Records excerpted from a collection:
---
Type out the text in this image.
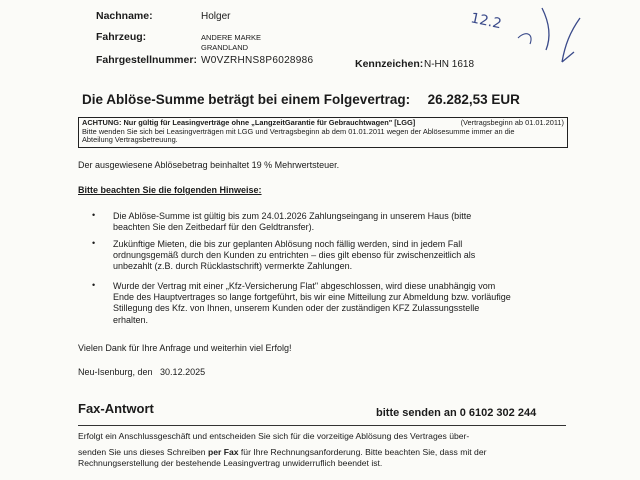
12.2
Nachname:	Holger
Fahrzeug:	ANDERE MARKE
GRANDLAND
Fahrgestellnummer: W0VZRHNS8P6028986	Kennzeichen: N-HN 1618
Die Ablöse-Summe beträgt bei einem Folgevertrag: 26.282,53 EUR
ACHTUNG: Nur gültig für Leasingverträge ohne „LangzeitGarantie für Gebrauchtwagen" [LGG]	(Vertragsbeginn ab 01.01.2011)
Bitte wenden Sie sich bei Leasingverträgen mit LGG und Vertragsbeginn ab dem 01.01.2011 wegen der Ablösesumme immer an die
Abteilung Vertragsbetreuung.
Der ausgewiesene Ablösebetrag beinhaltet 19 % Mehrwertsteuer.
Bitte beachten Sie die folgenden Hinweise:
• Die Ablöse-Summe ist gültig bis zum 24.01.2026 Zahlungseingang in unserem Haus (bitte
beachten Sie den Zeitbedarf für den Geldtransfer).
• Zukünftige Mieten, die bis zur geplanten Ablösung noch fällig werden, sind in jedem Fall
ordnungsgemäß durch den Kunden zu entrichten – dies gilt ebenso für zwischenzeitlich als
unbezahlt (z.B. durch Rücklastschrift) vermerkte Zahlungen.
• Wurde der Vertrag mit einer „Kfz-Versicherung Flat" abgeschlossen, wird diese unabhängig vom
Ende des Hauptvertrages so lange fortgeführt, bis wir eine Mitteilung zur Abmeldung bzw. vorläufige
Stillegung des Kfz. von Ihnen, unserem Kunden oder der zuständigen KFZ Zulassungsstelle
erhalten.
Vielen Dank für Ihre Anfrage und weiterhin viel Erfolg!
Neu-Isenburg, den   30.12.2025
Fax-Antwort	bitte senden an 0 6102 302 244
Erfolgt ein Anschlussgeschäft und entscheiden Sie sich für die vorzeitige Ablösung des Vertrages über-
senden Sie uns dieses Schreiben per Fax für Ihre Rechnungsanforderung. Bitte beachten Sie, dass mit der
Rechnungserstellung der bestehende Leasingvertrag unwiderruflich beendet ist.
---
# Written task:
Using the listing above, list every line in which the string "durch" occurs.

# Exercise response:
ordnungsgemäß durch den Kunden zu entrichten – dies gilt ebenso für zwischenzeitlich als
unbezahlt (z.B. durch Rücklastschrift) vermerkte Zahlungen.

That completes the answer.